__AIM OF THE TASK__
Could you write out the records below exactly as they appear?

__INPUT RECORDS__
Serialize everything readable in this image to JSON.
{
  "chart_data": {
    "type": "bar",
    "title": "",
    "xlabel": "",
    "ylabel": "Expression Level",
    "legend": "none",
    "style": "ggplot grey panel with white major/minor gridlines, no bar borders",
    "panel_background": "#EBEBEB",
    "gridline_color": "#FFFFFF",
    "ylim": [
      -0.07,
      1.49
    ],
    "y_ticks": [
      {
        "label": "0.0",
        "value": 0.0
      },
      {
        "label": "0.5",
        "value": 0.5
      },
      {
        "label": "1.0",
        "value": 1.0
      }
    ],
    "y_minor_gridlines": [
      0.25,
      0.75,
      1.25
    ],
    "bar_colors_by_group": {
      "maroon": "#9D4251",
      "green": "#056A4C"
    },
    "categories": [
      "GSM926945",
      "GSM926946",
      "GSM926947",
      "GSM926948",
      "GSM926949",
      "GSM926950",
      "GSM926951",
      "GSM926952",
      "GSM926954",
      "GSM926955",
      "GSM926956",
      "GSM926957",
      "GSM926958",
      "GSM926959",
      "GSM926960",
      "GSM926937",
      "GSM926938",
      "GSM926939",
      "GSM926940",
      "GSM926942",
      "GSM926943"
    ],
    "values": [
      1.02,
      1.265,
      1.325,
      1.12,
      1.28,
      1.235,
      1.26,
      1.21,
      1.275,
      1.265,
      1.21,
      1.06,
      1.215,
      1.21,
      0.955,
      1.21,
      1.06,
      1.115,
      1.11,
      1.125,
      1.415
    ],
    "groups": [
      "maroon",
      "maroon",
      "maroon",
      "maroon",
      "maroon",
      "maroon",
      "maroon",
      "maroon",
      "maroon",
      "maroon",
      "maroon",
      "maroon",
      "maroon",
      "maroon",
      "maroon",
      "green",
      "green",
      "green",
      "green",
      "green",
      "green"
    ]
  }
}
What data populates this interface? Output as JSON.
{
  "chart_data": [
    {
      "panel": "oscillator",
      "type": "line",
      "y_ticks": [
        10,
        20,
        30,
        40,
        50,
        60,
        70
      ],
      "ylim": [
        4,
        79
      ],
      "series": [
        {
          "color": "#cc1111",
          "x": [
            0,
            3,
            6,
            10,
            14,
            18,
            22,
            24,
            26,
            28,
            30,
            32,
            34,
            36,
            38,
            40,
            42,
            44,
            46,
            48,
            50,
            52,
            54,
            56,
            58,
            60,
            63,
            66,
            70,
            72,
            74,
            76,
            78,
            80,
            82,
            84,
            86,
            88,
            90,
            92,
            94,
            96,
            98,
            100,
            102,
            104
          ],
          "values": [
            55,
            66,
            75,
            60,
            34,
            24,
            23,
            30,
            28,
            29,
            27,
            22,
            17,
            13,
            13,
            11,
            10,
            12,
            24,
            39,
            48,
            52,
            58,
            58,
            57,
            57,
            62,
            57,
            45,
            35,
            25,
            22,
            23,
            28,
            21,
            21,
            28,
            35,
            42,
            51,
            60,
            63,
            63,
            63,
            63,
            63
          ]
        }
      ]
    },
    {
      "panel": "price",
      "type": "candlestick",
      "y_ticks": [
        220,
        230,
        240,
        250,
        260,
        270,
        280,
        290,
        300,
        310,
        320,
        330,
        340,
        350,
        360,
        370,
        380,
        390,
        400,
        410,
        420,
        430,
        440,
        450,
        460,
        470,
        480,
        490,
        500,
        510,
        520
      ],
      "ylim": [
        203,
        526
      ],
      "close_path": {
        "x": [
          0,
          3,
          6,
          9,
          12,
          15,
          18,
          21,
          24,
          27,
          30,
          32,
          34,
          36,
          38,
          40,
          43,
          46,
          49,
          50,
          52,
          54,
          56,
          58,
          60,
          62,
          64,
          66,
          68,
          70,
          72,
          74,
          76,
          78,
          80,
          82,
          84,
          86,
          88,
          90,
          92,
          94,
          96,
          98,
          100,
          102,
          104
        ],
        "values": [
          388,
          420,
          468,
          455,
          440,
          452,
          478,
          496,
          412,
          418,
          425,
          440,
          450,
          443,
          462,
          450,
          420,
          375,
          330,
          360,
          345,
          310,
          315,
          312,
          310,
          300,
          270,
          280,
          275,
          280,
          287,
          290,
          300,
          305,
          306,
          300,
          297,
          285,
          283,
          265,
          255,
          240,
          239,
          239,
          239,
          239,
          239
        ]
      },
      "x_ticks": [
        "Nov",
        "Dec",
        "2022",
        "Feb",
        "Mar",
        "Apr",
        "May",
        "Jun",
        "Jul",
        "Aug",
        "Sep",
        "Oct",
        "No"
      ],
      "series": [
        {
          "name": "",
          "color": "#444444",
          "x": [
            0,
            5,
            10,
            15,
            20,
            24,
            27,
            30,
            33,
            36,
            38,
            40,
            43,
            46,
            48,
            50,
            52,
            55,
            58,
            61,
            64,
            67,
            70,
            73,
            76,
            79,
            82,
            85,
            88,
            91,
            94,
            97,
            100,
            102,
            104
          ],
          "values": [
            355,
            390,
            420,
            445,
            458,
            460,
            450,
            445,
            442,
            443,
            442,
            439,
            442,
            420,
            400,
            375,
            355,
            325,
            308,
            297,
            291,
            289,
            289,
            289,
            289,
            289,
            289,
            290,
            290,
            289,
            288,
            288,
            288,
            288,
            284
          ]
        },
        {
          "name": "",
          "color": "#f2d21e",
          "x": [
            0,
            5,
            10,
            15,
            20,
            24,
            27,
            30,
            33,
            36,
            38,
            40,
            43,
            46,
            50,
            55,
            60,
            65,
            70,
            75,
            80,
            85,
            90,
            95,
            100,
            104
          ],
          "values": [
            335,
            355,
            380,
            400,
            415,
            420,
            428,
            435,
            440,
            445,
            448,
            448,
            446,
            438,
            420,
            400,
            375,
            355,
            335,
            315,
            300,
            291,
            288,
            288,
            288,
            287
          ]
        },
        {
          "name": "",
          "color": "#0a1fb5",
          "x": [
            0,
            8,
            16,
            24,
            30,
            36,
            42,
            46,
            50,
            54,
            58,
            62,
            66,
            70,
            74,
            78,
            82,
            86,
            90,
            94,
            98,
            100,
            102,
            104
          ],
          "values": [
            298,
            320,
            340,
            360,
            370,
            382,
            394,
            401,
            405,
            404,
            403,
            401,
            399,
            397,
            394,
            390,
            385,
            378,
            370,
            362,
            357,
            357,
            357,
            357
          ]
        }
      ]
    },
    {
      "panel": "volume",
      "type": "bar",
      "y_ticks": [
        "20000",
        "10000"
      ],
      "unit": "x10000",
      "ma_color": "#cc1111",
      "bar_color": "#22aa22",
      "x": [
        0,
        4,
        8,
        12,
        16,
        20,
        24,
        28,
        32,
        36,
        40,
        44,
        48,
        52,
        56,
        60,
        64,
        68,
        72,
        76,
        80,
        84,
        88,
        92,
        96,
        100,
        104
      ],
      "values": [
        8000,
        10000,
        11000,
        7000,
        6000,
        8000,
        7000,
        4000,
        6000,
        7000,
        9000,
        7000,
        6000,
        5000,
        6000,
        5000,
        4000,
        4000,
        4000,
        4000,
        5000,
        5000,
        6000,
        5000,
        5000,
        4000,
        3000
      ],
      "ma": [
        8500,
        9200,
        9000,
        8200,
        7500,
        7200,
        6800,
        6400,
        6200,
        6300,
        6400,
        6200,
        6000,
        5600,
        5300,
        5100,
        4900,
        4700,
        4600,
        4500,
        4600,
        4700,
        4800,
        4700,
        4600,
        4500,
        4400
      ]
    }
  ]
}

__WRITTEN ANSWER__
Serialize everything readable in this image to JSON.
{
  "chart_data": {
    "type": "bar",
    "title": "",
    "xlabel": "",
    "ylabel": "Expression Level",
    "legend": "none",
    "style": "ggplot grey panel with white major/minor gridlines, no bar borders",
    "panel_background": "#EBEBEB",
    "gridline_color": "#FFFFFF",
    "ylim": [
      -0.07,
      1.49
    ],
    "y_ticks": [
      {
        "label": "0.0",
        "value": 0.0
      },
      {
        "label": "0.5",
        "value": 0.5
      },
      {
        "label": "1.0",
        "value": 1.0
      }
    ],
    "y_minor_gridlines": [
      0.25,
      0.75,
      1.25
    ],
    "bar_colors_by_group": {
      "maroon": "#9D4251",
      "green": "#056A4C"
    },
    "categories": [
      "GSM926945",
      "GSM926946",
      "GSM926947",
      "GSM926948",
      "GSM926949",
      "GSM926950",
      "GSM926951",
      "GSM926952",
      "GSM926954",
      "GSM926955",
      "GSM926956",
      "GSM926957",
      "GSM926958",
      "GSM926959",
      "GSM926960",
      "GSM926937",
      "GSM926938",
      "GSM926939",
      "GSM926940",
      "GSM926942",
      "GSM926943"
    ],
    "values": [
      1.02,
      1.265,
      1.325,
      1.12,
      1.28,
      1.235,
      1.26,
      1.21,
      1.275,
      1.265,
      1.21,
      1.06,
      1.215,
      1.21,
      0.955,
      1.21,
      1.06,
      1.115,
      1.11,
      1.125,
      1.415
    ],
    "groups": [
      "maroon",
      "maroon",
      "maroon",
      "maroon",
      "maroon",
      "maroon",
      "maroon",
      "maroon",
      "maroon",
      "maroon",
      "maroon",
      "maroon",
      "maroon",
      "maroon",
      "maroon",
      "green",
      "green",
      "green",
      "green",
      "green",
      "green"
    ]
  }
}
What data populates this interface? Output as JSON.
{
  "chart_data": [
    {
      "panel": "oscillator",
      "type": "line",
      "y_ticks": [
        10,
        20,
        30,
        40,
        50,
        60,
        70
      ],
      "ylim": [
        4,
        79
      ],
      "series": [
        {
          "color": "#cc1111",
          "x": [
            0,
            3,
            6,
            10,
            14,
            18,
            22,
            24,
            26,
            28,
            30,
            32,
            34,
            36,
            38,
            40,
            42,
            44,
            46,
            48,
            50,
            52,
            54,
            56,
            58,
            60,
            63,
            66,
            70,
            72,
            74,
            76,
            78,
            80,
            82,
            84,
            86,
            88,
            90,
            92,
            94,
            96,
            98,
            100,
            102,
            104
          ],
          "values": [
            55,
            66,
            75,
            60,
            34,
            24,
            23,
            30,
            28,
            29,
            27,
            22,
            17,
            13,
            13,
            11,
            10,
            12,
            24,
            39,
            48,
            52,
            58,
            58,
            57,
            57,
            62,
            57,
            45,
            35,
            25,
            22,
            23,
            28,
            21,
            21,
            28,
            35,
            42,
            51,
            60,
            63,
            63,
            63,
            63,
            63
          ]
        }
      ]
    },
    {
      "panel": "price",
      "type": "candlestick",
      "y_ticks": [
        220,
        230,
        240,
        250,
        260,
        270,
        280,
        290,
        300,
        310,
        320,
        330,
        340,
        350,
        360,
        370,
        380,
        390,
        400,
        410,
        420,
        430,
        440,
        450,
        460,
        470,
        480,
        490,
        500,
        510,
        520
      ],
      "ylim": [
        203,
        526
      ],
      "close_path": {
        "x": [
          0,
          3,
          6,
          9,
          12,
          15,
          18,
          21,
          24,
          27,
          30,
          32,
          34,
          36,
          38,
          40,
          43,
          46,
          49,
          50,
          52,
          54,
          56,
          58,
          60,
          62,
          64,
          66,
          68,
          70,
          72,
          74,
          76,
          78,
          80,
          82,
          84,
          86,
          88,
          90,
          92,
          94,
          96,
          98,
          100,
          102,
          104
        ],
        "values": [
          388,
          420,
          468,
          455,
          440,
          452,
          478,
          496,
          412,
          418,
          425,
          440,
          450,
          443,
          462,
          450,
          420,
          375,
          330,
          360,
          345,
          310,
          315,
          312,
          310,
          300,
          270,
          280,
          275,
          280,
          287,
          290,
          300,
          305,
          306,
          300,
          297,
          285,
          283,
          265,
          255,
          240,
          239,
          239,
          239,
          239,
          239
        ]
      },
      "x_ticks": [
        "Nov",
        "Dec",
        "2022",
        "Feb",
        "Mar",
        "Apr",
        "May",
        "Jun",
        "Jul",
        "Aug",
        "Sep",
        "Oct",
        "No"
      ],
      "series": [
        {
          "name": "",
          "color": "#444444",
          "x": [
            0,
            5,
            10,
            15,
            20,
            24,
            27,
            30,
            33,
            36,
            38,
            40,
            43,
            46,
            48,
            50,
            52,
            55,
            58,
            61,
            64,
            67,
            70,
            73,
            76,
            79,
            82,
            85,
            88,
            91,
            94,
            97,
            100,
            102,
            104
          ],
          "values": [
            355,
            390,
            420,
            445,
            458,
            460,
            450,
            445,
            442,
            443,
            442,
            439,
            442,
            420,
            400,
            375,
            355,
            325,
            308,
            297,
            291,
            289,
            289,
            289,
            289,
            289,
            289,
            290,
            290,
            289,
            288,
            288,
            288,
            288,
            284
          ]
        },
        {
          "name": "",
          "color": "#f2d21e",
          "x": [
            0,
            5,
            10,
            15,
            20,
            24,
            27,
            30,
            33,
            36,
            38,
            40,
            43,
            46,
            50,
            55,
            60,
            65,
            70,
            75,
            80,
            85,
            90,
            95,
            100,
            104
          ],
          "values": [
            335,
            355,
            380,
            400,
            415,
            420,
            428,
            435,
            440,
            445,
            448,
            448,
            446,
            438,
            420,
            400,
            375,
            355,
            335,
            315,
            300,
            291,
            288,
            288,
            288,
            287
          ]
        },
        {
          "name": "",
          "color": "#0a1fb5",
          "x": [
            0,
            8,
            16,
            24,
            30,
            36,
            42,
            46,
            50,
            54,
            58,
            62,
            66,
            70,
            74,
            78,
            82,
            86,
            90,
            94,
            98,
            100,
            102,
            104
          ],
          "values": [
            298,
            320,
            340,
            360,
            370,
            382,
            394,
            401,
            405,
            404,
            403,
            401,
            399,
            397,
            394,
            390,
            385,
            378,
            370,
            362,
            357,
            357,
            357,
            357
          ]
        }
      ]
    },
    {
      "panel": "volume",
      "type": "bar",
      "y_ticks": [
        "20000",
        "10000"
      ],
      "unit": "x10000",
      "ma_color": "#cc1111",
      "bar_color": "#22aa22",
      "x": [
        0,
        4,
        8,
        12,
        16,
        20,
        24,
        28,
        32,
        36,
        40,
        44,
        48,
        52,
        56,
        60,
        64,
        68,
        72,
        76,
        80,
        84,
        88,
        92,
        96,
        100,
        104
      ],
      "values": [
        8000,
        10000,
        11000,
        7000,
        6000,
        8000,
        7000,
        4000,
        6000,
        7000,
        9000,
        7000,
        6000,
        5000,
        6000,
        5000,
        4000,
        4000,
        4000,
        4000,
        5000,
        5000,
        6000,
        5000,
        5000,
        4000,
        3000
      ],
      "ma": [
        8500,
        9200,
        9000,
        8200,
        7500,
        7200,
        6800,
        6400,
        6200,
        6300,
        6400,
        6200,
        6000,
        5600,
        5300,
        5100,
        4900,
        4700,
        4600,
        4500,
        4600,
        4700,
        4800,
        4700,
        4600,
        4500,
        4400
      ]
    }
  ]
}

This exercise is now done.